>> start Extracted entries

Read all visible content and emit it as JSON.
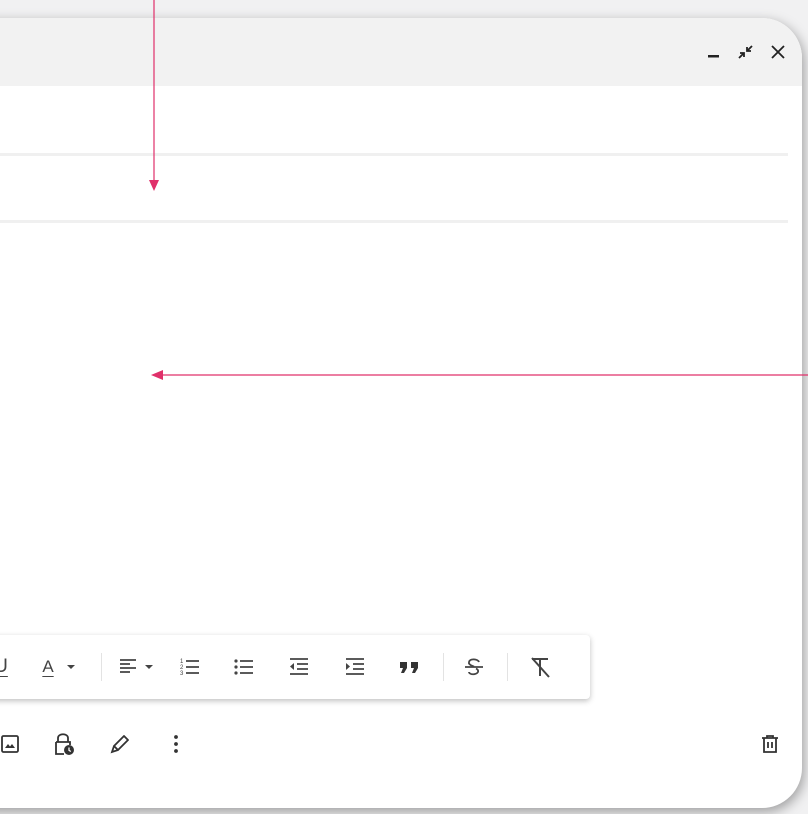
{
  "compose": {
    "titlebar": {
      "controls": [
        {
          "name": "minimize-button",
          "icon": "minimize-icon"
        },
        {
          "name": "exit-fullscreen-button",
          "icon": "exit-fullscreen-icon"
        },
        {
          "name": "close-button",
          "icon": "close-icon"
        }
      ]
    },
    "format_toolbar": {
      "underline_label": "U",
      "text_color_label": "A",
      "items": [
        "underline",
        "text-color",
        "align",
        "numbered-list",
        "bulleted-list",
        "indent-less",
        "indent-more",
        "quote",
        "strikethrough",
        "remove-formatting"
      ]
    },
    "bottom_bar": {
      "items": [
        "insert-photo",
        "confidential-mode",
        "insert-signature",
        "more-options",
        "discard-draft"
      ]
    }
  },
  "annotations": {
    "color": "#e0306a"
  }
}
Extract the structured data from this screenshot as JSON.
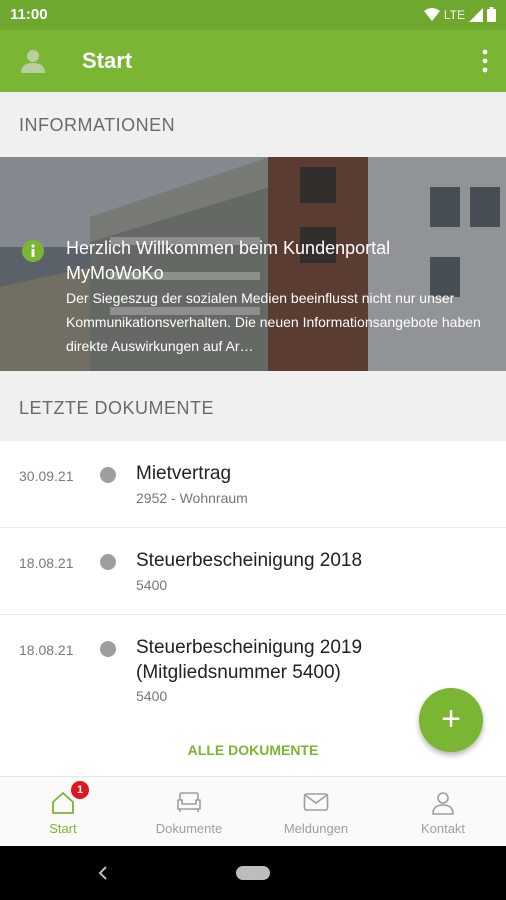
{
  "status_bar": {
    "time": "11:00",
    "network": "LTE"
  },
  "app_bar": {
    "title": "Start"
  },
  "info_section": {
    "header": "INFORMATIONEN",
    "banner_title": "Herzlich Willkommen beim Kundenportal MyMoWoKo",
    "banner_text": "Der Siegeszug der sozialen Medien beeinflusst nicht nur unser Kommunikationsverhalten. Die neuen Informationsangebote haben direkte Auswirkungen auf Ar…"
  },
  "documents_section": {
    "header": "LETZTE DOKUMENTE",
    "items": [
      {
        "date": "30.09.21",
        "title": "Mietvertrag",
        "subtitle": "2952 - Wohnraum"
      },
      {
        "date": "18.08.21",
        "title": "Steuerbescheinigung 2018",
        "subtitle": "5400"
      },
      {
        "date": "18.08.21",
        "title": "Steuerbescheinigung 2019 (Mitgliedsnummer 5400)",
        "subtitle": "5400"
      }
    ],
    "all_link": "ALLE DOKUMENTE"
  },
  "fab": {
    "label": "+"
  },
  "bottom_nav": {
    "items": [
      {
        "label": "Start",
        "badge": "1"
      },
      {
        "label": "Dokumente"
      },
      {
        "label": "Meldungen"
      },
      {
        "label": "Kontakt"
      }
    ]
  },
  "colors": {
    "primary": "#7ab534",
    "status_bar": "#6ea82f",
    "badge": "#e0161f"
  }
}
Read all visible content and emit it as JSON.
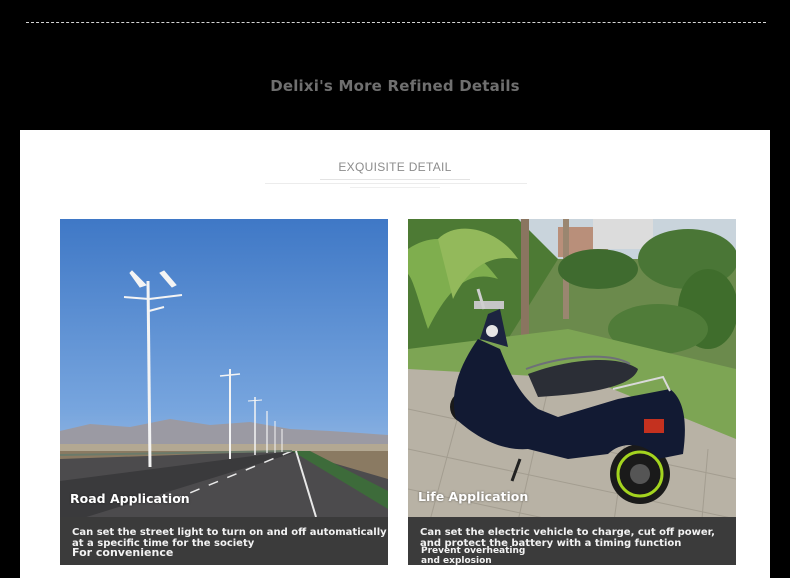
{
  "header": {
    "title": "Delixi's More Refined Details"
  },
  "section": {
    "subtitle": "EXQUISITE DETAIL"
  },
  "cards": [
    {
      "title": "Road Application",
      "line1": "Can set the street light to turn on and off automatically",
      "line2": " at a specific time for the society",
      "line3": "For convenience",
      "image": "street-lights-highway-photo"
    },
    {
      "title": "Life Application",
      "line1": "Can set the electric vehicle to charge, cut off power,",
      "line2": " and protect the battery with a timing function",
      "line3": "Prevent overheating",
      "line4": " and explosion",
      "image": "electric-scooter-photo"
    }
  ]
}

>> end Extracted entries

(What you should do) Report each line in the data that holds the word "image".

(Solution below)
      "image": "street-lights-highway-photo"
      "image": "electric-scooter-photo"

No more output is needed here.